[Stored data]
= = = = = = =
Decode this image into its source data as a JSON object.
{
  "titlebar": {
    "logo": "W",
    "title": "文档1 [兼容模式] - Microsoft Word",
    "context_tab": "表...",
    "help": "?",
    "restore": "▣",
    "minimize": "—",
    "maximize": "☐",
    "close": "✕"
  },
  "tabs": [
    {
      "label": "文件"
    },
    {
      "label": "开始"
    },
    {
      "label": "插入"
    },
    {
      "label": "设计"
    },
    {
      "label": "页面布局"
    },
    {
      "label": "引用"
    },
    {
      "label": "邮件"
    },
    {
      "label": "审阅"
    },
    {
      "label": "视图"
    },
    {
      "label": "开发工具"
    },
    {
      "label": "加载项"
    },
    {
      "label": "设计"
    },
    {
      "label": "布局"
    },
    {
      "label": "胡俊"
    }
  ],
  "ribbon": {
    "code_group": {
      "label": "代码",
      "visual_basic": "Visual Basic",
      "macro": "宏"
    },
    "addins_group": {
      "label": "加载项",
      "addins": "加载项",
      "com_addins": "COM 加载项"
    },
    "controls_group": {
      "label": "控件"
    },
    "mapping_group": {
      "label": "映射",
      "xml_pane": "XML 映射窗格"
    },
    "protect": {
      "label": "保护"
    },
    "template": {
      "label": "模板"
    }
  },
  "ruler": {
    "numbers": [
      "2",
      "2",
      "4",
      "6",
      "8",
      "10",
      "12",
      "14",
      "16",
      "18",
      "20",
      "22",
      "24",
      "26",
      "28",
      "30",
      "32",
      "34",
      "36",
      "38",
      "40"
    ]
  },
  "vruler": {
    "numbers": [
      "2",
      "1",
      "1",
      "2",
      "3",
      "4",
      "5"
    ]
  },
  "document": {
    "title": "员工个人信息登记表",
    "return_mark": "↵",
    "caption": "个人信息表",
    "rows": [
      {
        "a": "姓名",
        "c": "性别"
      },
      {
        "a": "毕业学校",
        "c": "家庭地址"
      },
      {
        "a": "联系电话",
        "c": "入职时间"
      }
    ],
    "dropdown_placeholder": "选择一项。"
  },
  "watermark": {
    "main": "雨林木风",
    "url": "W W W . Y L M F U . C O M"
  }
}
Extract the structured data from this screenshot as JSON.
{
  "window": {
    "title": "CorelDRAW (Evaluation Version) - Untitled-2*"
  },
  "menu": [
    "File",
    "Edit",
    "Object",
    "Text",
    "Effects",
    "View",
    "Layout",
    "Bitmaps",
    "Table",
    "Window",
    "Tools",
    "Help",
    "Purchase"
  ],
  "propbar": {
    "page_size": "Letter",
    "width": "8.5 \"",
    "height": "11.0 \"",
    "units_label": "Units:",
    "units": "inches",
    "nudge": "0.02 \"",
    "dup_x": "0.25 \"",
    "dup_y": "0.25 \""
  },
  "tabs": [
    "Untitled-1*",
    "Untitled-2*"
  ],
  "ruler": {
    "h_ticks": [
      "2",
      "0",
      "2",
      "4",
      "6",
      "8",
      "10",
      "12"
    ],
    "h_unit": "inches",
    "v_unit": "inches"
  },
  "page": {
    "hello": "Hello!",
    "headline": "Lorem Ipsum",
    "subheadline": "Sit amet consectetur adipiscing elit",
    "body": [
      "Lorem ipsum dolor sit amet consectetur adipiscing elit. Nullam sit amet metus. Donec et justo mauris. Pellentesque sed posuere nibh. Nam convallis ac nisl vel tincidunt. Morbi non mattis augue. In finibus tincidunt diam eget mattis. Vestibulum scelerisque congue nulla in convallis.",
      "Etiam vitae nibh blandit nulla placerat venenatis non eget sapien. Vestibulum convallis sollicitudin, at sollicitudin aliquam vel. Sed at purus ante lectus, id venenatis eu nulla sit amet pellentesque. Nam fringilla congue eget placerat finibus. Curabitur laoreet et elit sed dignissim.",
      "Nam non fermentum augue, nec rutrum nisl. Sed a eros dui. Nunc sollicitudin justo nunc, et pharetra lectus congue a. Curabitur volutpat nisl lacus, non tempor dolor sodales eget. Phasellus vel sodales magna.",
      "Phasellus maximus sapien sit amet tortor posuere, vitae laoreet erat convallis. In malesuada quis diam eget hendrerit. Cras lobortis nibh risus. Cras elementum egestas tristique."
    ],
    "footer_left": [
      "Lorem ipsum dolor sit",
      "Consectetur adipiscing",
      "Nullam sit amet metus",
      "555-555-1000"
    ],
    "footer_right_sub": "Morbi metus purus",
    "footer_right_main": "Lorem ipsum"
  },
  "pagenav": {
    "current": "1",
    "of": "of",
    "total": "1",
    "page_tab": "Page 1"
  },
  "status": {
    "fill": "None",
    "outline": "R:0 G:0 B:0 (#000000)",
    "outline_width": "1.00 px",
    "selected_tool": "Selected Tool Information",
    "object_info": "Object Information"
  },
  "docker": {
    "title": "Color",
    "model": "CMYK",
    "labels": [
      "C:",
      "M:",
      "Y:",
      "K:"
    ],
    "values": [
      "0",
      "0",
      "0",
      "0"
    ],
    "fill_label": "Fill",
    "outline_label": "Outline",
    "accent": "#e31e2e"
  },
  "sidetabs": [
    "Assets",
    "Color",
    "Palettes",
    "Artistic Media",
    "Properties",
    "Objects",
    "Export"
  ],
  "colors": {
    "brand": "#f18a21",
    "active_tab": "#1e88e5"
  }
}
= = = = = = =
Find all lines where the word "laoreet" appears. Copy them.

      "Etiam vitae nibh blandit nulla placerat venenatis non eget sapien. Vestibulum convallis sollicitudin, at sollicitudin aliquam vel. Sed at purus ante lectus, id venenatis eu nulla sit amet pellentesque. Nam fringilla congue eget placerat finibus. Curabitur laoreet et elit sed dignissim.",
      "Phasellus maximus sapien sit amet tortor posuere, vitae laoreet erat convallis. In malesuada quis diam eget hendrerit. Cras lobortis nibh risus. Cras elementum egestas tristique."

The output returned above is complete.